● **Job**
Collect all lines below with the string "chkilari".

● **Input material**
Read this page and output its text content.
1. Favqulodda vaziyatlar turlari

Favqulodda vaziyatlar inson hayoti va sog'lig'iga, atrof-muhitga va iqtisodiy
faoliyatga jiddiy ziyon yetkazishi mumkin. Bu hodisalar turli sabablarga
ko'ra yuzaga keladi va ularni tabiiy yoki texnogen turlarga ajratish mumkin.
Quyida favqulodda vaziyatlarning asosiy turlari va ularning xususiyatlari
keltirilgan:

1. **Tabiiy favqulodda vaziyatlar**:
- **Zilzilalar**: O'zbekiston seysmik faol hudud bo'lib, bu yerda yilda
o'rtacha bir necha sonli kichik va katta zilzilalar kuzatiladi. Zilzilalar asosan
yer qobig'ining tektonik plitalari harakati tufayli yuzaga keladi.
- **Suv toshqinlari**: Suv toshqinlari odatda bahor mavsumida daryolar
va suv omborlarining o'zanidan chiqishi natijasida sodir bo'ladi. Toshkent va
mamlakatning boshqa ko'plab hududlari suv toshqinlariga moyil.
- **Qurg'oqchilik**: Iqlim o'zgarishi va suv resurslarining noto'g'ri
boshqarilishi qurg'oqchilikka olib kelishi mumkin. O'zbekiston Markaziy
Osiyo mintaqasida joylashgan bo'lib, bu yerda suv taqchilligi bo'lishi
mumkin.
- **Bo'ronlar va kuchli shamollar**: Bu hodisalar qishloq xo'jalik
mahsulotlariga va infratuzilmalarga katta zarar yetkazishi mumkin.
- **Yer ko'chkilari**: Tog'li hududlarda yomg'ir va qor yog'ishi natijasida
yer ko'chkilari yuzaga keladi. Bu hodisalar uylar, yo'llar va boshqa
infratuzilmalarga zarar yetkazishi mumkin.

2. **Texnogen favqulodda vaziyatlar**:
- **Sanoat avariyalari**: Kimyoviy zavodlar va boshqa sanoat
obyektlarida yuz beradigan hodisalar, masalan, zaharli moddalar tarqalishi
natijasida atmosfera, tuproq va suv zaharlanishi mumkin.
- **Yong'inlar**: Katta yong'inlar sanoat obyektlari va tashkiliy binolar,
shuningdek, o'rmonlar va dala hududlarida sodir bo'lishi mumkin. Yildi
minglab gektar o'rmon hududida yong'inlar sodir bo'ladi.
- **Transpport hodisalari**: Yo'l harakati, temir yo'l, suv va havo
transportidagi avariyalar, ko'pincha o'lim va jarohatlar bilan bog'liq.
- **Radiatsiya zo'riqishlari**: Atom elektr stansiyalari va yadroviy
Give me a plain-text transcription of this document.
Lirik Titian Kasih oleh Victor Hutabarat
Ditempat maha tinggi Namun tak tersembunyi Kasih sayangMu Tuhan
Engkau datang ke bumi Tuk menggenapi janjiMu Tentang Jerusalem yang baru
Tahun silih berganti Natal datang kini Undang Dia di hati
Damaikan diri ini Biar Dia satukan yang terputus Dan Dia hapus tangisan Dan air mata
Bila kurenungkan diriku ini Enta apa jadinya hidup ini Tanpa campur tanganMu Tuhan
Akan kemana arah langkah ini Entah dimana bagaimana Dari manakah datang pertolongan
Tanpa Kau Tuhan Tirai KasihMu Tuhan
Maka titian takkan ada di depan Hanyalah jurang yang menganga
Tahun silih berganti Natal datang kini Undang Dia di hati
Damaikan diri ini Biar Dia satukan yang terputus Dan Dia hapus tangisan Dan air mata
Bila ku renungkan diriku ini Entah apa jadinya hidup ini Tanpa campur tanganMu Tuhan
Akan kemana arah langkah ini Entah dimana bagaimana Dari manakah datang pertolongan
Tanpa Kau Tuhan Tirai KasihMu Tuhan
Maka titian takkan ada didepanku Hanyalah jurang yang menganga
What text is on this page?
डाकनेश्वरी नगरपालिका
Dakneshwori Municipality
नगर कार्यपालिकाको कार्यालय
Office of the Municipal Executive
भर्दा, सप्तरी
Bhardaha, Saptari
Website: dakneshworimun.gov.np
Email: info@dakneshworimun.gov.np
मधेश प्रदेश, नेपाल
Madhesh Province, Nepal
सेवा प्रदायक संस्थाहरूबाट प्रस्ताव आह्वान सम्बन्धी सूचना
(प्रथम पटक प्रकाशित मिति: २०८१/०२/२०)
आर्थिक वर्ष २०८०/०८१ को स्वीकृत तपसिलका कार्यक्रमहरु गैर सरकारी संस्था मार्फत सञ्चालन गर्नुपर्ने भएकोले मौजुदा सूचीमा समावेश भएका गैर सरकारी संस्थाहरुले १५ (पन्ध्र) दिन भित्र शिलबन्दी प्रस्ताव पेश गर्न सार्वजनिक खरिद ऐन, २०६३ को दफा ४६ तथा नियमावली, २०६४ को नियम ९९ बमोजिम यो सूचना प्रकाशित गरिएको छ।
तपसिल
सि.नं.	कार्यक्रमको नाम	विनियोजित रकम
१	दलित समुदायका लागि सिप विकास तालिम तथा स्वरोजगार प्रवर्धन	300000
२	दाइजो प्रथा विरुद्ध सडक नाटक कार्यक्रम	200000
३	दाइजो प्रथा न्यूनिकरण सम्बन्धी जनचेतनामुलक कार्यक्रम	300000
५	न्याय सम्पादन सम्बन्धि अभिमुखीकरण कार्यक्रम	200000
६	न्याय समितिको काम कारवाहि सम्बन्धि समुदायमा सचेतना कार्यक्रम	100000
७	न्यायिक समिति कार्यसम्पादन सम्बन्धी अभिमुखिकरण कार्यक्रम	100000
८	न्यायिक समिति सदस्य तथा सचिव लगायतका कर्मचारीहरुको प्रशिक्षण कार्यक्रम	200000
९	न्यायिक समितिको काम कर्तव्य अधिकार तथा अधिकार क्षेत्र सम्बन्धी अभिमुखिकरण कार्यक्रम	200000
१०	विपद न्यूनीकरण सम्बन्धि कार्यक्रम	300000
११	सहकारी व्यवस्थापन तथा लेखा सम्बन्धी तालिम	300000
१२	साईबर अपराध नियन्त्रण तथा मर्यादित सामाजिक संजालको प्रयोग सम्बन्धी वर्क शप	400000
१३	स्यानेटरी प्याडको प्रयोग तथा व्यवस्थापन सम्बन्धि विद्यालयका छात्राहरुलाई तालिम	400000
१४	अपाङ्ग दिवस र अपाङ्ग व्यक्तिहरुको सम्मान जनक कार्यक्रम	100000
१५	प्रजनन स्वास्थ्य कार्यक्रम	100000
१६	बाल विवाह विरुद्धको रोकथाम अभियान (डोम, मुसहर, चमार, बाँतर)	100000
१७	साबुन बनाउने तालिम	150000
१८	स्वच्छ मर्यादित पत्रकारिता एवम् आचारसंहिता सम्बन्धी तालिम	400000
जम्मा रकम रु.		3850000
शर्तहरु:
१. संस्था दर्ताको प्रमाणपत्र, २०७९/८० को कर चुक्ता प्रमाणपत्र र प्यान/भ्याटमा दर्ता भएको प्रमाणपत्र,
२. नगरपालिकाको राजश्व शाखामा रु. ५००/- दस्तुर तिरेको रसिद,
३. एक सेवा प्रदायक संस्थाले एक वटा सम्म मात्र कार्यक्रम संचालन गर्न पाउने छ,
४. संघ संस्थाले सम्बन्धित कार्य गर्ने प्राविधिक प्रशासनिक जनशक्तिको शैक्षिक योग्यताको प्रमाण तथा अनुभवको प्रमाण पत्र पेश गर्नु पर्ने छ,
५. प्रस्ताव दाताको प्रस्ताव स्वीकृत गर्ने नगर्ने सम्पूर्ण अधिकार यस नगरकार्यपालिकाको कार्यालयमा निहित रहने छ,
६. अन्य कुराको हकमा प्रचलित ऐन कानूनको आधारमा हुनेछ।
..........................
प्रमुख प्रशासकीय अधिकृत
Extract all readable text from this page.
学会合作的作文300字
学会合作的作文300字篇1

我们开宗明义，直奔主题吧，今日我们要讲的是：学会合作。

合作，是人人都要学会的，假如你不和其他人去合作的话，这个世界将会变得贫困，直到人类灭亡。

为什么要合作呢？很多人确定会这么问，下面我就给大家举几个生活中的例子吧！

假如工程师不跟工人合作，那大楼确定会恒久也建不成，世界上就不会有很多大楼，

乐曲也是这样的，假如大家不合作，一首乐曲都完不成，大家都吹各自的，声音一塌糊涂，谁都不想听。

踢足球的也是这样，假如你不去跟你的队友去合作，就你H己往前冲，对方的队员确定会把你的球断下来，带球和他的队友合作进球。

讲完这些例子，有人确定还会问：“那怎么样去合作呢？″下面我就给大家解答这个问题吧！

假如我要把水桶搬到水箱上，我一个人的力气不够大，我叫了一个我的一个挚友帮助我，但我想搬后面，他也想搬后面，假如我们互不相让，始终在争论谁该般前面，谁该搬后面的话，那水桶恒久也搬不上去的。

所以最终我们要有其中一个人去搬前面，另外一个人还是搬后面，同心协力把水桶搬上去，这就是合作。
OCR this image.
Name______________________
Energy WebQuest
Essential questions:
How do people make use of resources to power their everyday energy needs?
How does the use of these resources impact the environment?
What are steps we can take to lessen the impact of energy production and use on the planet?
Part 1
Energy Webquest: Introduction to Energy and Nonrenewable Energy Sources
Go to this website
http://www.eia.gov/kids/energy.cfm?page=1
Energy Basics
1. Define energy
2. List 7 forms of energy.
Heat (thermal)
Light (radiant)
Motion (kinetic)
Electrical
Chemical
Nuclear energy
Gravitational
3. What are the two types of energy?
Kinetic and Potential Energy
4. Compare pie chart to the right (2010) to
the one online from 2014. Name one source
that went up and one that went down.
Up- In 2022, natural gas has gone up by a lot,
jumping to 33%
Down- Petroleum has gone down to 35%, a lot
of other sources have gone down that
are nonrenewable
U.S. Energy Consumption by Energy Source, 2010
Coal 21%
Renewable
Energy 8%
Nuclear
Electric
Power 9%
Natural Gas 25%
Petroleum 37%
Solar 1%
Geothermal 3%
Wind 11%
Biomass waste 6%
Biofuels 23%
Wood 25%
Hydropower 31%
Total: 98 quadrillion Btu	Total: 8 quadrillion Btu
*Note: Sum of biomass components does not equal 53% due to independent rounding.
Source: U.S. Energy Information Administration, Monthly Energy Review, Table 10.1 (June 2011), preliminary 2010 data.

● **Task result**
- **Yer ko'chkilari**: Tog'li hududlarda yomg'ir va qor yog'ishi natijasida
yer ko'chkilari yuzaga keladi. Bu hodisalar uylar, yo'llar va boshqa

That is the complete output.